PAGE TEXT —

-- Opening Marker --

Biochemistry Flashcards
What gives DNA its (-) charge?
Phosphate groups
What gives histones their (+) charge?
Lysine and Arginine (what the octamer subunits primarily consist of)
What histones make up the nucleosome core in the “bead” on a string of chromatin? What histone ties the nucleosome “beads” together in a string?
Nucleosome core histones: H2A, H2B, H3, H4
H1 is the only histone that’s not in the nucleosome core; it ties the nucleosome core/beads together in a “string”
*referring to chromatin here (chromatin is the condensed form of DNA that allows it to fit into the nucleus)
Heterochromatin vs Euchromatin
Heterochromatin: highly condensed, transcriptionally inactive, sterically inaccessible
Euchromatin: less condensed, transcriptionally active, sterically accessible
How to mismatch repair enzymes distinguish between old and new strands?
Because template strand cytosine and adenine are methylated in DNA replication; this allows mismatch repair enzymes distinguish between old and new strands
What does hypermethylation do to DNA transcription?
inactivates transcription of DNA (“methylation makes DNA mute”)

-- Closing Marker --

SOURCE INFORMATION —
-- Opening Marker --

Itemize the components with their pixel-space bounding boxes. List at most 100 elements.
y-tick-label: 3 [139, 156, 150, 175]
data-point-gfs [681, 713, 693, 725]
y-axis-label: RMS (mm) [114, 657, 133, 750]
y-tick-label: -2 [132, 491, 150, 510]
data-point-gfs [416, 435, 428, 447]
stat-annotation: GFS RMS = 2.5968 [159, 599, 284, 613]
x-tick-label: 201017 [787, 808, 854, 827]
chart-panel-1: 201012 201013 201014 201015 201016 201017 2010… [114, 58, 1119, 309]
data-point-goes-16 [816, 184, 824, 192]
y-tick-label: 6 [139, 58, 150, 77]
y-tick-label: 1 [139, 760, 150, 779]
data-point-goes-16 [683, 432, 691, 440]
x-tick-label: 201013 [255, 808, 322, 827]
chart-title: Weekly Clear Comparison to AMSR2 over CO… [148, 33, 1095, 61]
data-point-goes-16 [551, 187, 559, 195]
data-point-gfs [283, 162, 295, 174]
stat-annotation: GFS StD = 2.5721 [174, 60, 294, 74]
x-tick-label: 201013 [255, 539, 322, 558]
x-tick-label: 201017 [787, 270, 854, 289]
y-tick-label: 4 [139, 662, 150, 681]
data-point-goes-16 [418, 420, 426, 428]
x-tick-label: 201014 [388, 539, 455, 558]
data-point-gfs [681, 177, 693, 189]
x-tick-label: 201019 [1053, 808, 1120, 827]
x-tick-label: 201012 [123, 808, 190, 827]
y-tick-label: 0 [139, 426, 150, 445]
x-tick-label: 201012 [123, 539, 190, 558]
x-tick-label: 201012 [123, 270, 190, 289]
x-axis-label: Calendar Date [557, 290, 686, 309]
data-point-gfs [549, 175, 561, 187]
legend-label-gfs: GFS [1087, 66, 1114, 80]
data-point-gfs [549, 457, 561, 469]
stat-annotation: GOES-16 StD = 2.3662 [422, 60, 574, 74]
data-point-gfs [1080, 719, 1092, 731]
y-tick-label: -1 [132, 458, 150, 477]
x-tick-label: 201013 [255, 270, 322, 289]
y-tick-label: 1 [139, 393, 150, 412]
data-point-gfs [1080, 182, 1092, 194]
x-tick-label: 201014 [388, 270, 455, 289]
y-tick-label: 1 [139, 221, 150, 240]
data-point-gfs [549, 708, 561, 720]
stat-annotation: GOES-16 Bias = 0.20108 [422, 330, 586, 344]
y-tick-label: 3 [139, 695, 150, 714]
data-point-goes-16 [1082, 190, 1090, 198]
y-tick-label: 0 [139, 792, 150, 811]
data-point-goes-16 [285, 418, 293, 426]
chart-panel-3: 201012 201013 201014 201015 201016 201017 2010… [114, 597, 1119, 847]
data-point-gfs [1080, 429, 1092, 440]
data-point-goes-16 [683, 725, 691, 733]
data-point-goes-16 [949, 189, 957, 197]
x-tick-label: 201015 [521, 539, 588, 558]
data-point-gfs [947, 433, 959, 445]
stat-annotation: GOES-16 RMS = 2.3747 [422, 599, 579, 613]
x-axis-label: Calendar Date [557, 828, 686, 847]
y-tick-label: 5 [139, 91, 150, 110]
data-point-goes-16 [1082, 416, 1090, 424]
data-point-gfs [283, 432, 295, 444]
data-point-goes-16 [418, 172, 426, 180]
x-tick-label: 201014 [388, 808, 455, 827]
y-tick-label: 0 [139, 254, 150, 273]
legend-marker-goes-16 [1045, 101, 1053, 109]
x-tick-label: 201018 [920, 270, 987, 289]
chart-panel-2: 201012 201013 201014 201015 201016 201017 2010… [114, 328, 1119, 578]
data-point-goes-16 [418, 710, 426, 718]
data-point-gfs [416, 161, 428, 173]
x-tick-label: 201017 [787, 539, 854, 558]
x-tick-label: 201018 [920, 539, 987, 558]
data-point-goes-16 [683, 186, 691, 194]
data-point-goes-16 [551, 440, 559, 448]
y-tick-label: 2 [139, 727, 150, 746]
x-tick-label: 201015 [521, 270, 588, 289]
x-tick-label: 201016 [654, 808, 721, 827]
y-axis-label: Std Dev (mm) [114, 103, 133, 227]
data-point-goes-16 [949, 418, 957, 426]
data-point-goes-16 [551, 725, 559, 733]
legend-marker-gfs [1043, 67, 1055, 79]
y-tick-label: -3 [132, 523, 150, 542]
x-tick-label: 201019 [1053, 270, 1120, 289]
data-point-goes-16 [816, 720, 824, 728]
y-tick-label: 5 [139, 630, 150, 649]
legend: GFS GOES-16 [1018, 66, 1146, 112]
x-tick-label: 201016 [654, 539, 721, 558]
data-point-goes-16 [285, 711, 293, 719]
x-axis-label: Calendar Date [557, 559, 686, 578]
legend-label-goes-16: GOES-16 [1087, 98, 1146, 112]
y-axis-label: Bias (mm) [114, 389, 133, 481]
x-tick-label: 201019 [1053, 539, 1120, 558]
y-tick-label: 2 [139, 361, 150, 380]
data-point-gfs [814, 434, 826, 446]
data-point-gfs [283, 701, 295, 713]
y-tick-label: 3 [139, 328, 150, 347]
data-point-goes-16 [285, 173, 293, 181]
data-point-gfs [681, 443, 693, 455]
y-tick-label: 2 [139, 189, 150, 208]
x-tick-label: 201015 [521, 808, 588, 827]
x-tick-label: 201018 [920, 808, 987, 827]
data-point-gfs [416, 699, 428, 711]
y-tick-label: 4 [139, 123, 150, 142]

-- Closing Marker --

TASKS —
(1) From the biochemistry flashcards, extract the passage that begins at the words "Lysine and Arginine" and stops after "into the nucleus)".
(2) Summarize the biochemistry flashcards in two sentences.
(3) According to the biochemistry flashcards, how are mismatch repair enzymes able to tell the old DNA strand from the new one? Answer in one or two sentences.
Base every response solely on the biochemistry flashcards, without drawing on outside knowledge.

RESPONSES TO THE TASKS —
(1)
Lysine and Arginine (what the octamer subunits primarily consist of)
What histones make up the nucleosome core in the “bead” on a string of chromatin? What histone ties the nucleosome “beads” together in a string?
Nucleosome core histones: H2A, H2B, H3, H4
H1 is the only histone that’s not in the nucleosome core; it ties the nucleosome core/beads together in a “string”
*referring to chromatin here (chromatin is the condensed form of DNA that allows it to fit into the nucleus)

(2) Phosphate groups give DNA its negative charge, lysine and arginine give histones their positive charge, and histones H2A, H2B, H3, and H4 form the nucleosome core while H1 ties the nucleosomes together. Heterochromatin is highly condensed and transcriptionally inactive, whereas euchromatin is less condensed and transcriptionally active, and hypermethylation inactivates DNA transcription.

(3) Mismatch repair enzymes can distinguish between old and new strands because the cytosine and adenine of the template strand are methylated in DNA replication.